Write out each line that follows exactly as it stands, without the pictures.
········
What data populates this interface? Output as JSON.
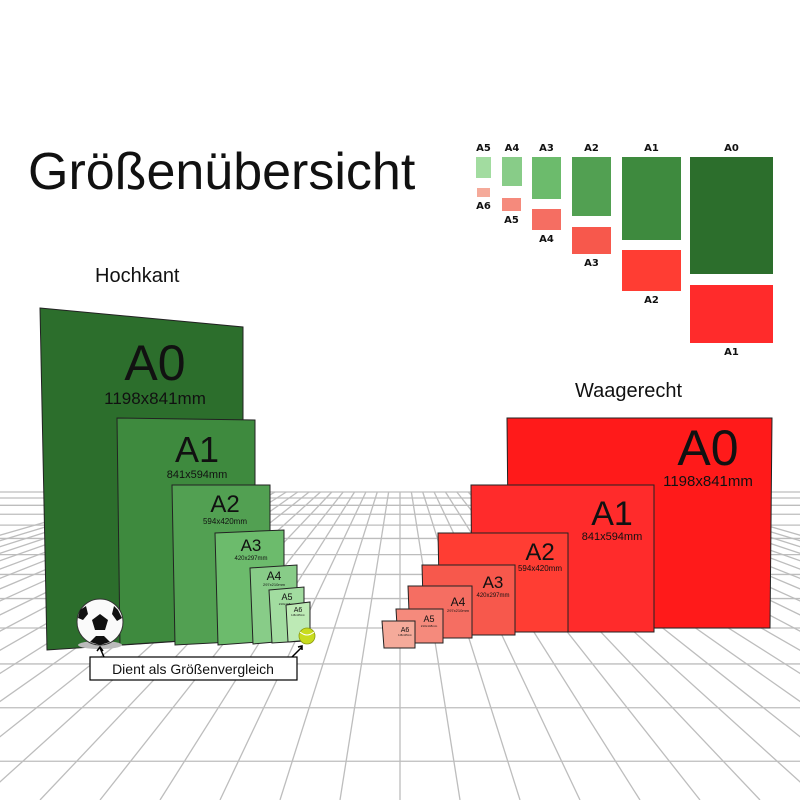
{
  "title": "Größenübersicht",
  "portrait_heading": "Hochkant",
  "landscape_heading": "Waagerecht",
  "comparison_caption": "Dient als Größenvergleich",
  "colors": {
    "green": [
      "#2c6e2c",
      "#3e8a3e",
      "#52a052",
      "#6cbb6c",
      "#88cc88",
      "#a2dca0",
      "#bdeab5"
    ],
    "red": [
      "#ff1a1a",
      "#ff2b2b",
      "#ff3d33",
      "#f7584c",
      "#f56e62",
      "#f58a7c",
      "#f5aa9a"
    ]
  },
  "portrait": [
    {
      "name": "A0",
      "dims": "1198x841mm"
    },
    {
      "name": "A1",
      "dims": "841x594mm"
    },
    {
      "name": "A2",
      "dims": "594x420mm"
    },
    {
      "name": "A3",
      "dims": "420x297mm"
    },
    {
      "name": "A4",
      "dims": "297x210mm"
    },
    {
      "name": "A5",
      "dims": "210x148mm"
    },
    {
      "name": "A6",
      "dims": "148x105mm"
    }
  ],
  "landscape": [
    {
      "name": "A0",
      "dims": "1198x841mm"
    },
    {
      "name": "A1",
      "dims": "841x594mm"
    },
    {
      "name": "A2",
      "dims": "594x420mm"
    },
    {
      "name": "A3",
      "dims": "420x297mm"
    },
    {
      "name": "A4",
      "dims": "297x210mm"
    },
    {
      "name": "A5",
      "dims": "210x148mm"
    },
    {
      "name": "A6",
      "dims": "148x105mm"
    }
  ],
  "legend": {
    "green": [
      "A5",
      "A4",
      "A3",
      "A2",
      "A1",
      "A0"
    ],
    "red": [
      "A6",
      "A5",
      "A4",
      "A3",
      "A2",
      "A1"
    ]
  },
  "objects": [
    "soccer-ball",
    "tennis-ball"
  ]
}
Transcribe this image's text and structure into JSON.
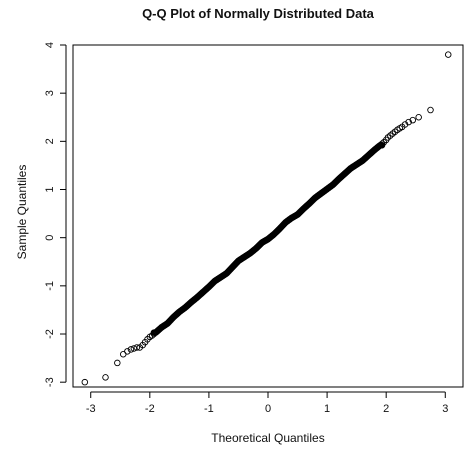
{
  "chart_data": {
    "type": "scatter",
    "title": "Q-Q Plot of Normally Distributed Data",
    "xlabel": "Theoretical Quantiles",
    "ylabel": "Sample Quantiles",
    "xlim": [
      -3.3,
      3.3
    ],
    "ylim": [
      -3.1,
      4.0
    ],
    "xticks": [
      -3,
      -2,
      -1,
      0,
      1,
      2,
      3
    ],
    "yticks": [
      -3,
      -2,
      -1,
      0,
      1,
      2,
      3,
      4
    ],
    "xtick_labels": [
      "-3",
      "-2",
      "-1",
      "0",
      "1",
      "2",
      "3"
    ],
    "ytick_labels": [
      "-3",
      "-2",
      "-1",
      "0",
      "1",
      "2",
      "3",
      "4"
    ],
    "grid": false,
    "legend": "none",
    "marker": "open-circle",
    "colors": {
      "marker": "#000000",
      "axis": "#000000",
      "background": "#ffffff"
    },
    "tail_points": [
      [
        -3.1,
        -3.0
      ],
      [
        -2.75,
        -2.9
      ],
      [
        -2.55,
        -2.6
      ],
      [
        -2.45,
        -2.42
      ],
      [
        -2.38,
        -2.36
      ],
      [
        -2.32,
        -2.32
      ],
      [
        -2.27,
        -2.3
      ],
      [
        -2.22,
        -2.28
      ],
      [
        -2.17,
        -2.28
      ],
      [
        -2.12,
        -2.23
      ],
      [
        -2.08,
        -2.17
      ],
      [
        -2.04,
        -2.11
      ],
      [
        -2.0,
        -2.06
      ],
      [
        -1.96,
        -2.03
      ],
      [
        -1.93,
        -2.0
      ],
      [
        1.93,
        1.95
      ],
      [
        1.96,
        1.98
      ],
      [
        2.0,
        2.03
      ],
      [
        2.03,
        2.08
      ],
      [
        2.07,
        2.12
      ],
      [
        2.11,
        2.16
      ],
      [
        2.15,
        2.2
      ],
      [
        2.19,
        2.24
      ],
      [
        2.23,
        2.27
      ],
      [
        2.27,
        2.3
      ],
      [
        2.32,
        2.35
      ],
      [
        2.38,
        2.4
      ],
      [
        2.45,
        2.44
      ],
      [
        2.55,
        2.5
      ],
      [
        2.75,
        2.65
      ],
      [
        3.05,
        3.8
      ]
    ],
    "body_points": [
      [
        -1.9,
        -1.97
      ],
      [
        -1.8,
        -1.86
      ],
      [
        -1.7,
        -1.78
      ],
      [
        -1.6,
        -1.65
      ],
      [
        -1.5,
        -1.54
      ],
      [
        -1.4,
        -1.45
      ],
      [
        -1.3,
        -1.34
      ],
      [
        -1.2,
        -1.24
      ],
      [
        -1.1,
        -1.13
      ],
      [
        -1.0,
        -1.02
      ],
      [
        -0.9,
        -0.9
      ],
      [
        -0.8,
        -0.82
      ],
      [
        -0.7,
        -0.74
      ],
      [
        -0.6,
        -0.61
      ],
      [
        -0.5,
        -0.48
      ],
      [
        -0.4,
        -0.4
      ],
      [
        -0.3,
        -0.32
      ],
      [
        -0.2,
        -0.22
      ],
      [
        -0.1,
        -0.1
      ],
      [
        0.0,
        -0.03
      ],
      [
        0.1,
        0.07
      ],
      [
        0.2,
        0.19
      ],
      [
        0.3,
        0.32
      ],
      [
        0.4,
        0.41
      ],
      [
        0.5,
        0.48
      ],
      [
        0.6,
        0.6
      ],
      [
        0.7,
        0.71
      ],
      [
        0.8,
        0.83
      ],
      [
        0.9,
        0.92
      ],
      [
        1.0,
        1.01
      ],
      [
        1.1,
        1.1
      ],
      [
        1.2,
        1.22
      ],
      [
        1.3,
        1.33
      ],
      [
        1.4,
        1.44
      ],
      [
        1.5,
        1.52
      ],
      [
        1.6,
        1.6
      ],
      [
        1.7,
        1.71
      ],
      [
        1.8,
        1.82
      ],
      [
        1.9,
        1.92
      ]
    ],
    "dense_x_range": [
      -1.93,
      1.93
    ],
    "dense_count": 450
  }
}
········
Written answer
What data populates this interface? Output as JSON.
{
  "title": "Größenübersicht",
  "portrait_heading": "Hochkant",
  "landscape_heading": "Waagerecht",
  "comparison_caption": "Dient als Größenvergleich",
  "colors": {
    "green": [
      "#2c6e2c",
      "#3e8a3e",
      "#52a052",
      "#6cbb6c",
      "#88cc88",
      "#a2dca0",
      "#bdeab5"
    ],
    "red": [
      "#ff1a1a",
      "#ff2b2b",
      "#ff3d33",
      "#f7584c",
      "#f56e62",
      "#f58a7c",
      "#f5aa9a"
    ]
  },
  "portrait": [
    {
      "name": "A0",
      "dims": "1198x841mm"
    },
    {
      "name": "A1",
      "dims": "841x594mm"
    },
    {
      "name": "A2",
      "dims": "594x420mm"
    },
    {
      "name": "A3",
      "dims": "420x297mm"
    },
    {
      "name": "A4",
      "dims": "297x210mm"
    },
    {
      "name": "A5",
      "dims": "210x148mm"
    },
    {
      "name": "A6",
      "dims": "148x105mm"
    }
  ],
  "landscape": [
    {
      "name": "A0",
      "dims": "1198x841mm"
    },
    {
      "name": "A1",
      "dims": "841x594mm"
    },
    {
      "name": "A2",
      "dims": "594x420mm"
    },
    {
      "name": "A3",
      "dims": "420x297mm"
    },
    {
      "name": "A4",
      "dims": "297x210mm"
    },
    {
      "name": "A5",
      "dims": "210x148mm"
    },
    {
      "name": "A6",
      "dims": "148x105mm"
    }
  ],
  "legend": {
    "green": [
      "A5",
      "A4",
      "A3",
      "A2",
      "A1",
      "A0"
    ],
    "red": [
      "A6",
      "A5",
      "A4",
      "A3",
      "A2",
      "A1"
    ]
  },
  "objects": [
    "soccer-ball",
    "tennis-ball"
  ]
}
Transcribe this image's text and structure into JSON.
{
  "chart_data": {
    "type": "scatter",
    "title": "Q-Q Plot of Normally Distributed Data",
    "xlabel": "Theoretical Quantiles",
    "ylabel": "Sample Quantiles",
    "xlim": [
      -3.3,
      3.3
    ],
    "ylim": [
      -3.1,
      4.0
    ],
    "xticks": [
      -3,
      -2,
      -1,
      0,
      1,
      2,
      3
    ],
    "yticks": [
      -3,
      -2,
      -1,
      0,
      1,
      2,
      3,
      4
    ],
    "xtick_labels": [
      "-3",
      "-2",
      "-1",
      "0",
      "1",
      "2",
      "3"
    ],
    "ytick_labels": [
      "-3",
      "-2",
      "-1",
      "0",
      "1",
      "2",
      "3",
      "4"
    ],
    "grid": false,
    "legend": "none",
    "marker": "open-circle",
    "colors": {
      "marker": "#000000",
      "axis": "#000000",
      "background": "#ffffff"
    },
    "tail_points": [
      [
        -3.1,
        -3.0
      ],
      [
        -2.75,
        -2.9
      ],
      [
        -2.55,
        -2.6
      ],
      [
        -2.45,
        -2.42
      ],
      [
        -2.38,
        -2.36
      ],
      [
        -2.32,
        -2.32
      ],
      [
        -2.27,
        -2.3
      ],
      [
        -2.22,
        -2.28
      ],
      [
        -2.17,
        -2.28
      ],
      [
        -2.12,
        -2.23
      ],
      [
        -2.08,
        -2.17
      ],
      [
        -2.04,
        -2.11
      ],
      [
        -2.0,
        -2.06
      ],
      [
        -1.96,
        -2.03
      ],
      [
        -1.93,
        -2.0
      ],
      [
        1.93,
        1.95
      ],
      [
        1.96,
        1.98
      ],
      [
        2.0,
        2.03
      ],
      [
        2.03,
        2.08
      ],
      [
        2.07,
        2.12
      ],
      [
        2.11,
        2.16
      ],
      [
        2.15,
        2.2
      ],
      [
        2.19,
        2.24
      ],
      [
        2.23,
        2.27
      ],
      [
        2.27,
        2.3
      ],
      [
        2.32,
        2.35
      ],
      [
        2.38,
        2.4
      ],
      [
        2.45,
        2.44
      ],
      [
        2.55,
        2.5
      ],
      [
        2.75,
        2.65
      ],
      [
        3.05,
        3.8
      ]
    ],
    "body_points": [
      [
        -1.9,
        -1.97
      ],
      [
        -1.8,
        -1.86
      ],
      [
        -1.7,
        -1.78
      ],
      [
        -1.6,
        -1.65
      ],
      [
        -1.5,
        -1.54
      ],
      [
        -1.4,
        -1.45
      ],
      [
        -1.3,
        -1.34
      ],
      [
        -1.2,
        -1.24
      ],
      [
        -1.1,
        -1.13
      ],
      [
        -1.0,
        -1.02
      ],
      [
        -0.9,
        -0.9
      ],
      [
        -0.8,
        -0.82
      ],
      [
        -0.7,
        -0.74
      ],
      [
        -0.6,
        -0.61
      ],
      [
        -0.5,
        -0.48
      ],
      [
        -0.4,
        -0.4
      ],
      [
        -0.3,
        -0.32
      ],
      [
        -0.2,
        -0.22
      ],
      [
        -0.1,
        -0.1
      ],
      [
        0.0,
        -0.03
      ],
      [
        0.1,
        0.07
      ],
      [
        0.2,
        0.19
      ],
      [
        0.3,
        0.32
      ],
      [
        0.4,
        0.41
      ],
      [
        0.5,
        0.48
      ],
      [
        0.6,
        0.6
      ],
      [
        0.7,
        0.71
      ],
      [
        0.8,
        0.83
      ],
      [
        0.9,
        0.92
      ],
      [
        1.0,
        1.01
      ],
      [
        1.1,
        1.1
      ],
      [
        1.2,
        1.22
      ],
      [
        1.3,
        1.33
      ],
      [
        1.4,
        1.44
      ],
      [
        1.5,
        1.52
      ],
      [
        1.6,
        1.6
      ],
      [
        1.7,
        1.71
      ],
      [
        1.8,
        1.82
      ],
      [
        1.9,
        1.92
      ]
    ],
    "dense_x_range": [
      -1.93,
      1.93
    ],
    "dense_count": 450
  }
}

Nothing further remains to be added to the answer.